## Work instructions
Return all lines from the listing below in which the string "method" occurs.

***

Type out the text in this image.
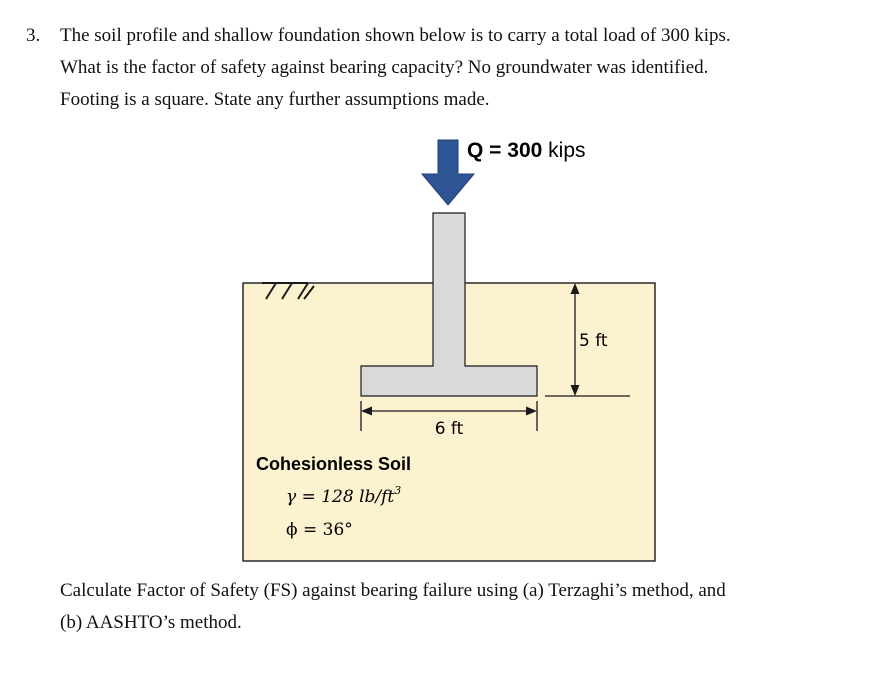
3. The soil profile and shallow foundation shown below is to carry a total load of 300 kips.

What is the factor of safety against bearing capacity? No groundwater was identified.

Footing is a square. State any further assumptions made.

Q = 300 kips
5 ft
6 ft
Cohesionless Soil
γ = 128 $lb/ft^3$
ϕ = 36°

Calculate Factor of Safety (FS) against bearing failure using (a) Terzaghi’s method, and

(b) AASHTO’s method.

***

## The solution
Calculate Factor of Safety (FS) against bearing failure using (a) Terzaghi’s method, and
(b) AASHTO’s method.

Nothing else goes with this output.